(Region and label listings)
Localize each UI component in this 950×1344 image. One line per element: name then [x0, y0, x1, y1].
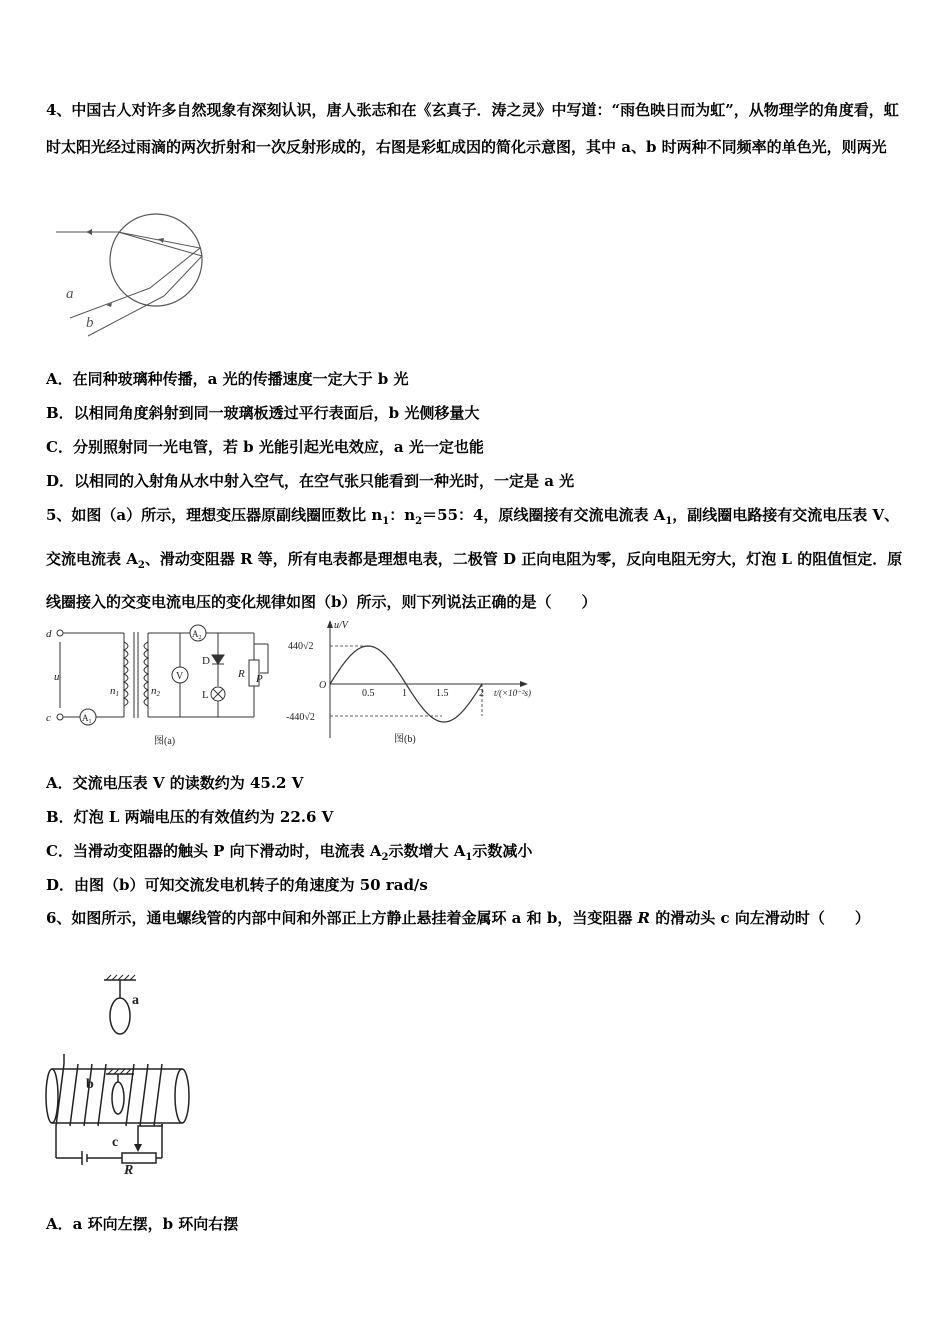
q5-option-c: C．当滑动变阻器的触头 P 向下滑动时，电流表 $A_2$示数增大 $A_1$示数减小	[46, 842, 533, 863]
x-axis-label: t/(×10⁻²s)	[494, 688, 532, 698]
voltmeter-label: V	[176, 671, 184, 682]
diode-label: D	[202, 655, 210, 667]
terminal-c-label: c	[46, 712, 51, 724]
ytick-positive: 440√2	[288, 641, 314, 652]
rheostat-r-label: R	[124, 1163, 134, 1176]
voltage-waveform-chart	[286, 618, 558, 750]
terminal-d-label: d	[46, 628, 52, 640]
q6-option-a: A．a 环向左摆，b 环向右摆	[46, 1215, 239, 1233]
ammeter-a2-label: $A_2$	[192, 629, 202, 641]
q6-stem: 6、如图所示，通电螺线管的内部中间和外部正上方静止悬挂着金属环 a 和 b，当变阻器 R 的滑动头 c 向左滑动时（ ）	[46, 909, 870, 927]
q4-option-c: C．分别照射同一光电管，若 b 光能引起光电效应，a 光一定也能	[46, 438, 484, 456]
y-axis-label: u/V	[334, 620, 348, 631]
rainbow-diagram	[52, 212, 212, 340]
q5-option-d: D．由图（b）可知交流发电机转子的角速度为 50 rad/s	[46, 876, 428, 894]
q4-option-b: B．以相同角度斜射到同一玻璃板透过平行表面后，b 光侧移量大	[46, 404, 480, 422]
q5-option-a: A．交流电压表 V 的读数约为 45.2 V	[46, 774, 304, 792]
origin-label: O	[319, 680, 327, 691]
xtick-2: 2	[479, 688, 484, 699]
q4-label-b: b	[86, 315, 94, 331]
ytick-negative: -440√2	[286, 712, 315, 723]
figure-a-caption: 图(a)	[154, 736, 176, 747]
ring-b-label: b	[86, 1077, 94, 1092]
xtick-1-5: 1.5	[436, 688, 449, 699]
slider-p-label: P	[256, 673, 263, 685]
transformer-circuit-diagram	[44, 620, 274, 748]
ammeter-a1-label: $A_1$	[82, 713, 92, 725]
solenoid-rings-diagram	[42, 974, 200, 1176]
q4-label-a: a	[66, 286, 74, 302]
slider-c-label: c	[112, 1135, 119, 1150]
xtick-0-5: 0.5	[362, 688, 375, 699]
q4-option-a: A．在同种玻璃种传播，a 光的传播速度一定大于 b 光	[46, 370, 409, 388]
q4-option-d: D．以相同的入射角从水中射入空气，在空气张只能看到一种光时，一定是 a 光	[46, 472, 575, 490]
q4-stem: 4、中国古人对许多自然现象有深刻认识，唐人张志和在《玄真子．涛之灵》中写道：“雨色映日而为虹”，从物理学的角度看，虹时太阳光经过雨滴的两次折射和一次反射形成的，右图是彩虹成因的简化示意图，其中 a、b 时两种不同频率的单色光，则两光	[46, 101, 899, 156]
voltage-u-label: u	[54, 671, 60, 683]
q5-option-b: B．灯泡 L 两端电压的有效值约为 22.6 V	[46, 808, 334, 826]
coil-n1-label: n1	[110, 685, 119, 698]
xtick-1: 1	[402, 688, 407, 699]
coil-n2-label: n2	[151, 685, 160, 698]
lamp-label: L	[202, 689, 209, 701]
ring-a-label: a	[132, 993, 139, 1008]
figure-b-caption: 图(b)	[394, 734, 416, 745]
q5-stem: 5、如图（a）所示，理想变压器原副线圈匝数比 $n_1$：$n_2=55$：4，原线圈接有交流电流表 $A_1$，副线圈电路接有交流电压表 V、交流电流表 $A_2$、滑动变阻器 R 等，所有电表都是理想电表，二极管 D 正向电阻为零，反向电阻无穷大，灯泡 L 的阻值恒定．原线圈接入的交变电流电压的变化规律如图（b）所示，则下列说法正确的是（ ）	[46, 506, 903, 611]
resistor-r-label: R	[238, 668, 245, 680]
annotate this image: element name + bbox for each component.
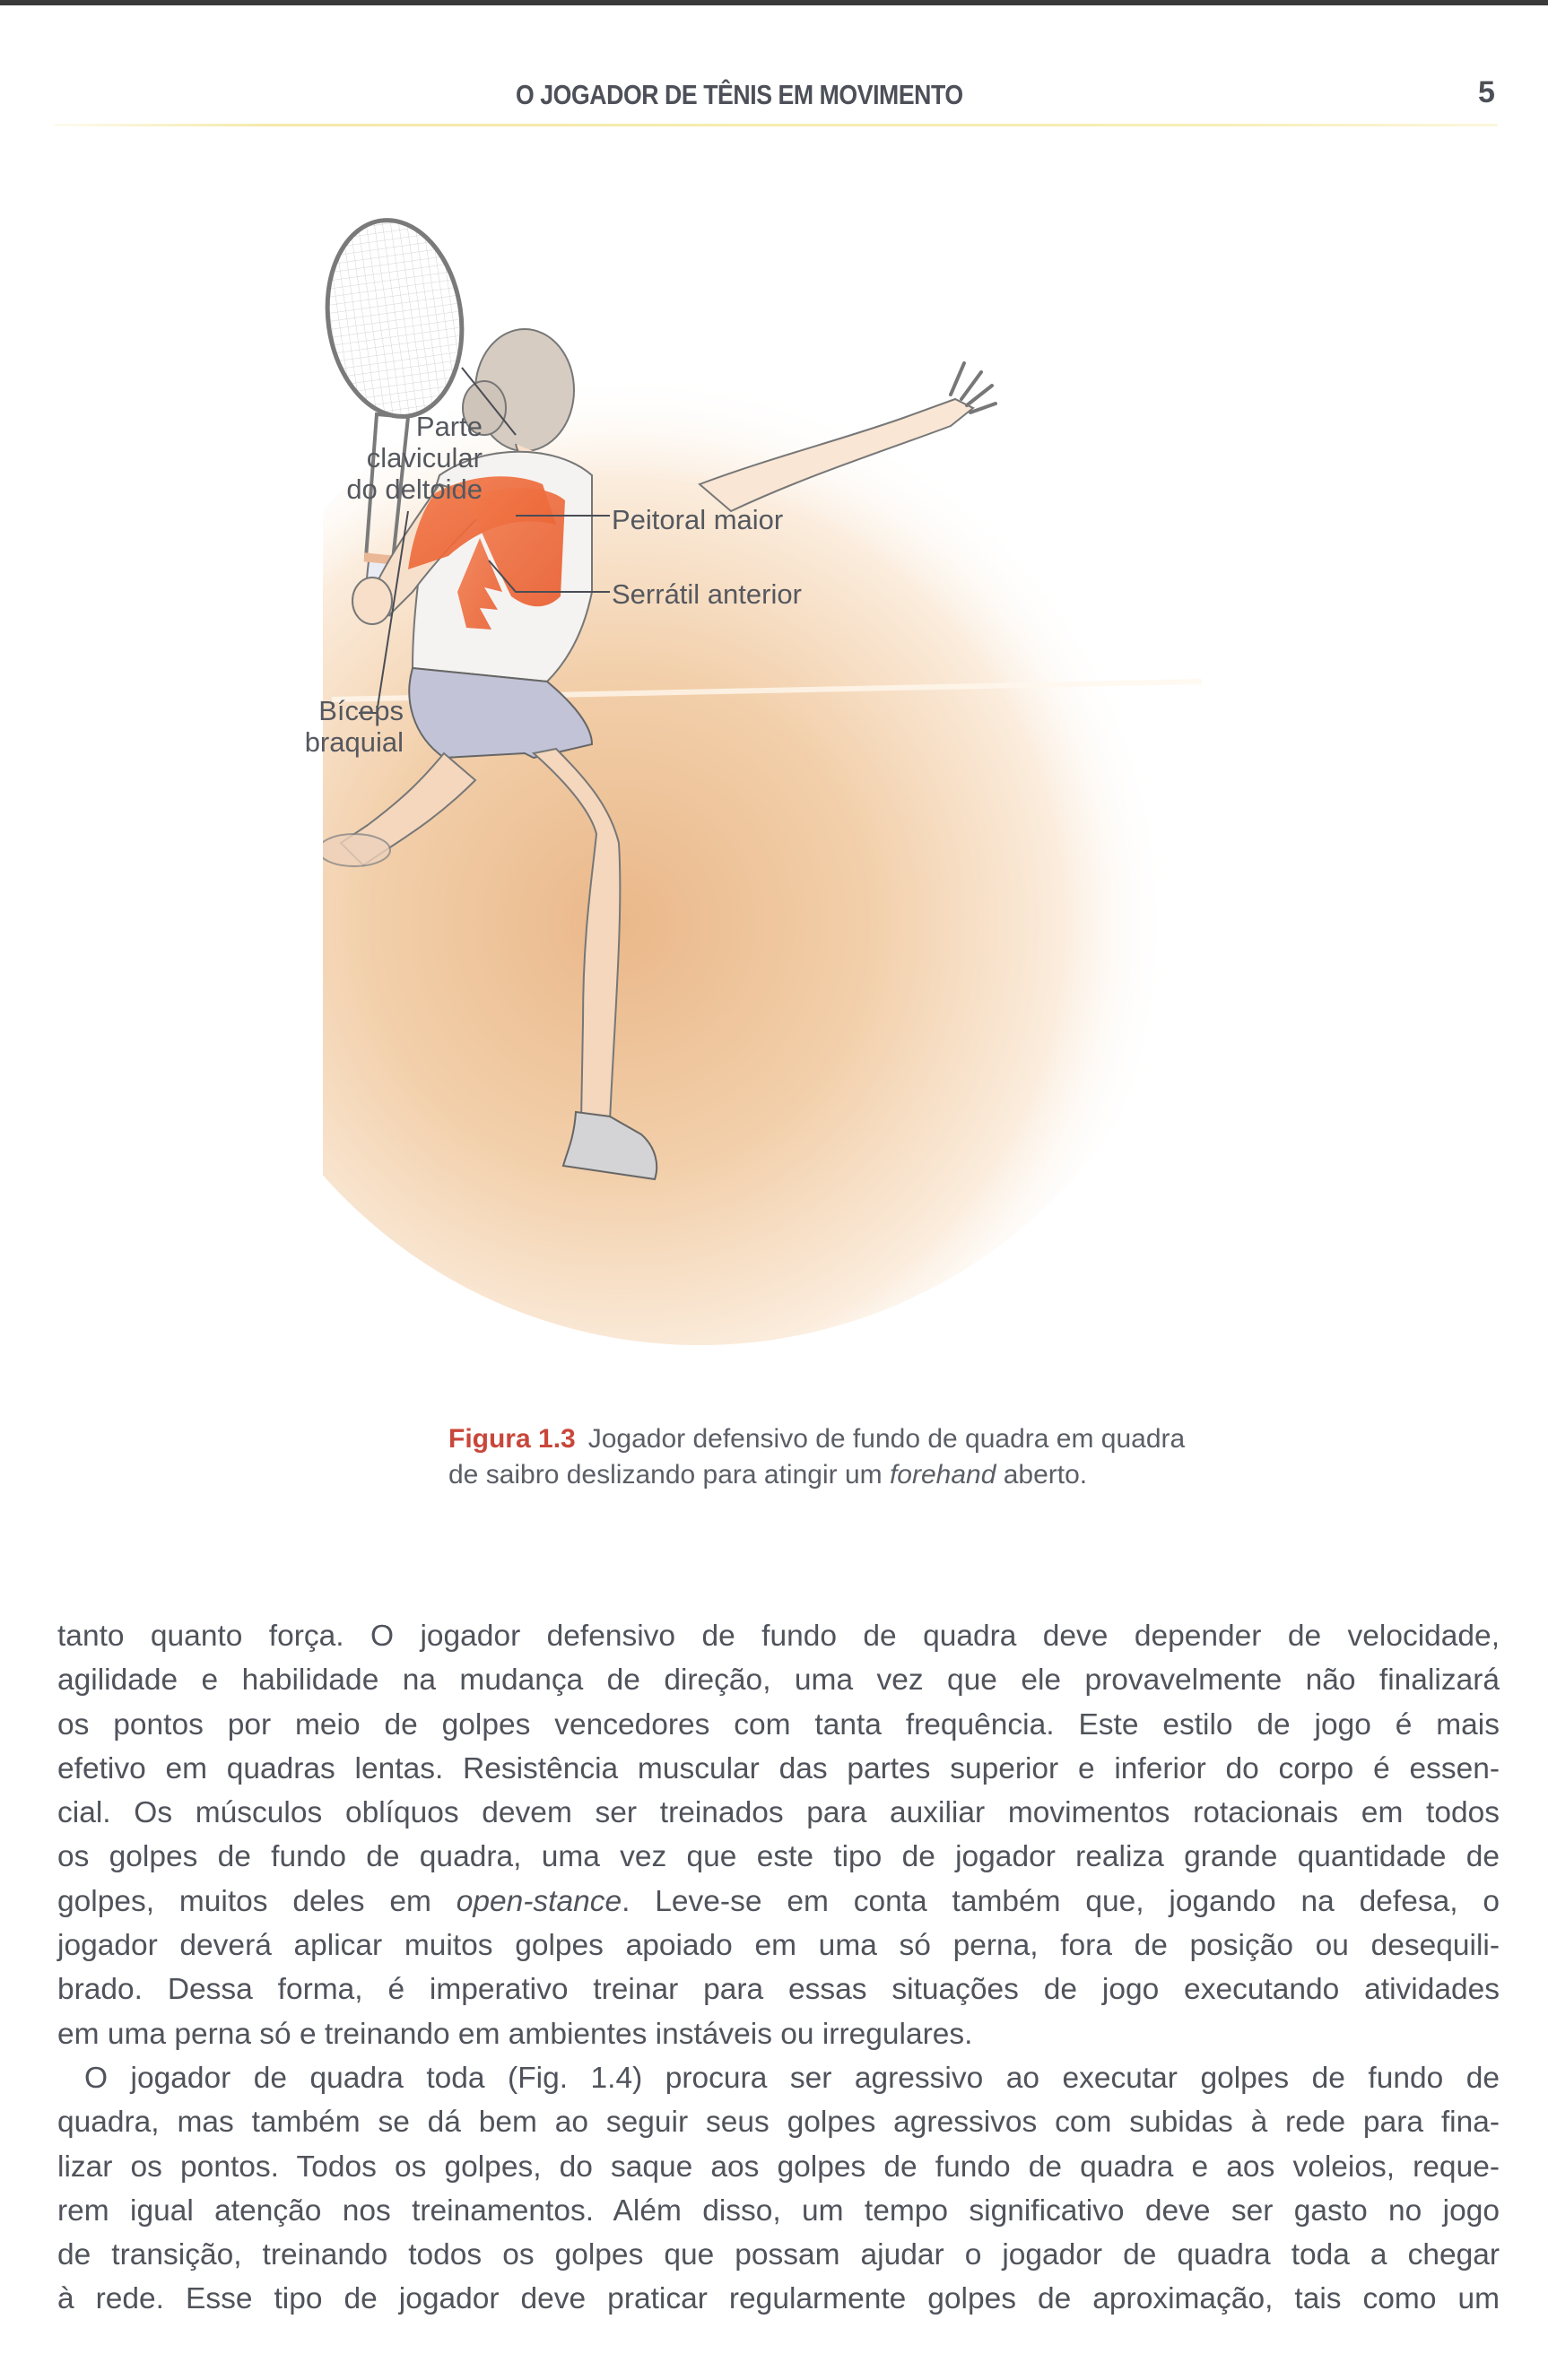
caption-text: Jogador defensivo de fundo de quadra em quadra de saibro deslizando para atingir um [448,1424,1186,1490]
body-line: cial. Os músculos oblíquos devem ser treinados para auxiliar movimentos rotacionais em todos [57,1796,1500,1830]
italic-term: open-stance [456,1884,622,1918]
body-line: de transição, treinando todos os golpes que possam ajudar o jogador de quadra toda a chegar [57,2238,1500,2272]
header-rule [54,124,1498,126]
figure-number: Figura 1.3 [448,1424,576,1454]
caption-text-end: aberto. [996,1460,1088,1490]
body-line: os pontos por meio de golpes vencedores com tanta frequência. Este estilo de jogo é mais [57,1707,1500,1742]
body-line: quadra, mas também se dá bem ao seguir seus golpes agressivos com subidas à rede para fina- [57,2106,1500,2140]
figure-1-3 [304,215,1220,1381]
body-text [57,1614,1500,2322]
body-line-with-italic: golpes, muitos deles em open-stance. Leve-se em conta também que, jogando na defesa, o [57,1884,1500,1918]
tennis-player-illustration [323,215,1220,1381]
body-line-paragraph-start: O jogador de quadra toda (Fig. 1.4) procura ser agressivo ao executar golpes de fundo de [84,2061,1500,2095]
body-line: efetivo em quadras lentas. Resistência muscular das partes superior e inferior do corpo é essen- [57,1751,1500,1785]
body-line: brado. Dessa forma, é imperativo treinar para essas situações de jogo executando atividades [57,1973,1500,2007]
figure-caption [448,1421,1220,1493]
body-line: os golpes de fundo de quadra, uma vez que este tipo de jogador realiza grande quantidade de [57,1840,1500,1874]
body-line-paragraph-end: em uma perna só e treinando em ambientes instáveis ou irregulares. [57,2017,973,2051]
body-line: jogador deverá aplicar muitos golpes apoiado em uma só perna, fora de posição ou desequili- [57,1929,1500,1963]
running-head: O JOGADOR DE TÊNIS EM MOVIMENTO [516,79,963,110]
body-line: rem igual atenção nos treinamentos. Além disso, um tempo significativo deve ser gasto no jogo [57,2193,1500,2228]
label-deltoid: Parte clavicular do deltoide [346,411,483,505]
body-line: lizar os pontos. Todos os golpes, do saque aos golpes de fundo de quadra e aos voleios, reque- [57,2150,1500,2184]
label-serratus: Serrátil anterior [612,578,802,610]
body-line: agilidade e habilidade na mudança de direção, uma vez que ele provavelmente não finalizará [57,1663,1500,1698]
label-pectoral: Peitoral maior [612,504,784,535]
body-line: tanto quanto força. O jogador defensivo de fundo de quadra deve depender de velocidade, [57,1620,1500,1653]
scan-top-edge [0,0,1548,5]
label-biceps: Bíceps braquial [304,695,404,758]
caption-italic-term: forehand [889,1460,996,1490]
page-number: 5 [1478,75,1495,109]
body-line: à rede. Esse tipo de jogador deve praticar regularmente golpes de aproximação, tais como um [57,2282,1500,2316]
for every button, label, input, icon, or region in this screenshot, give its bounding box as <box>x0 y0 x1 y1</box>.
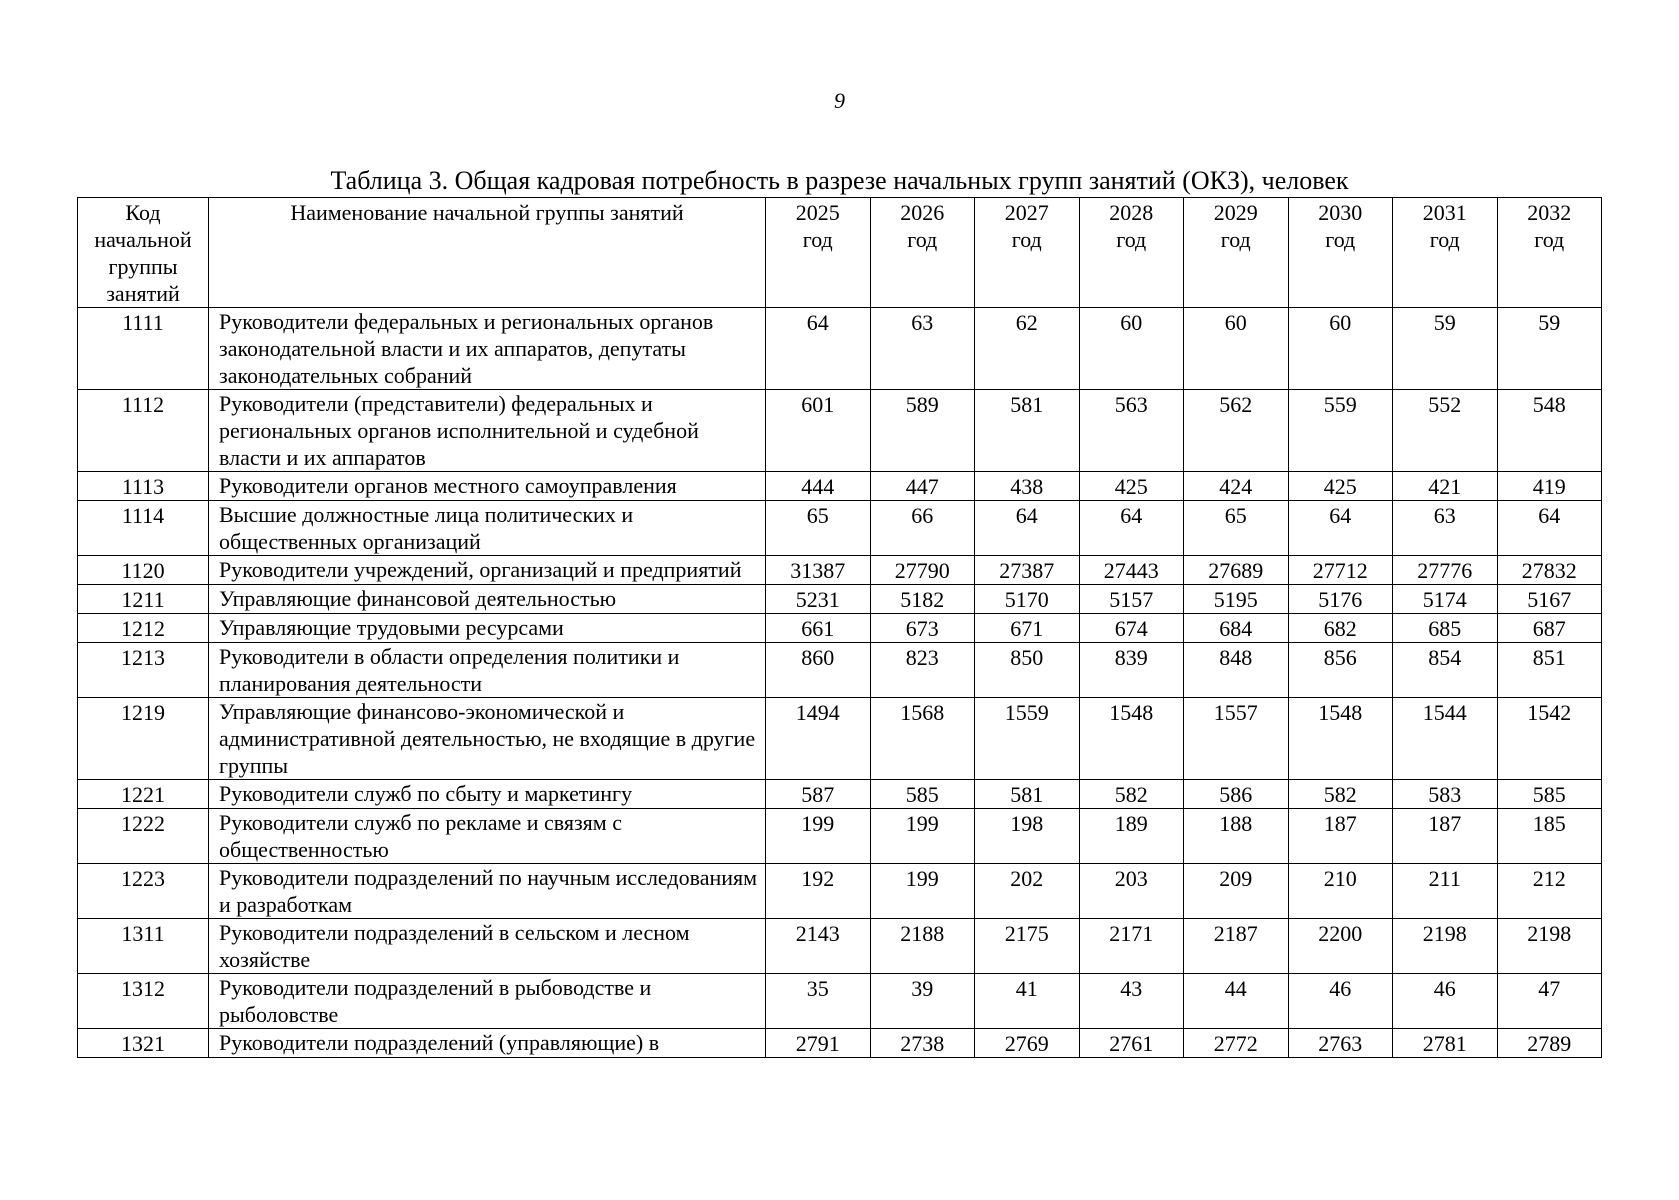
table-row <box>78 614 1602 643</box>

What to produce:
Pick out every line of the rows above that contains the word "image", matching case exactly, and copy each of those lines.

Solution to this exercise:
Localize each UI component in this 950×1344 image. One line per element: name then [x0, y0, x1, y1].
annotate this image: element name + bbox for each component.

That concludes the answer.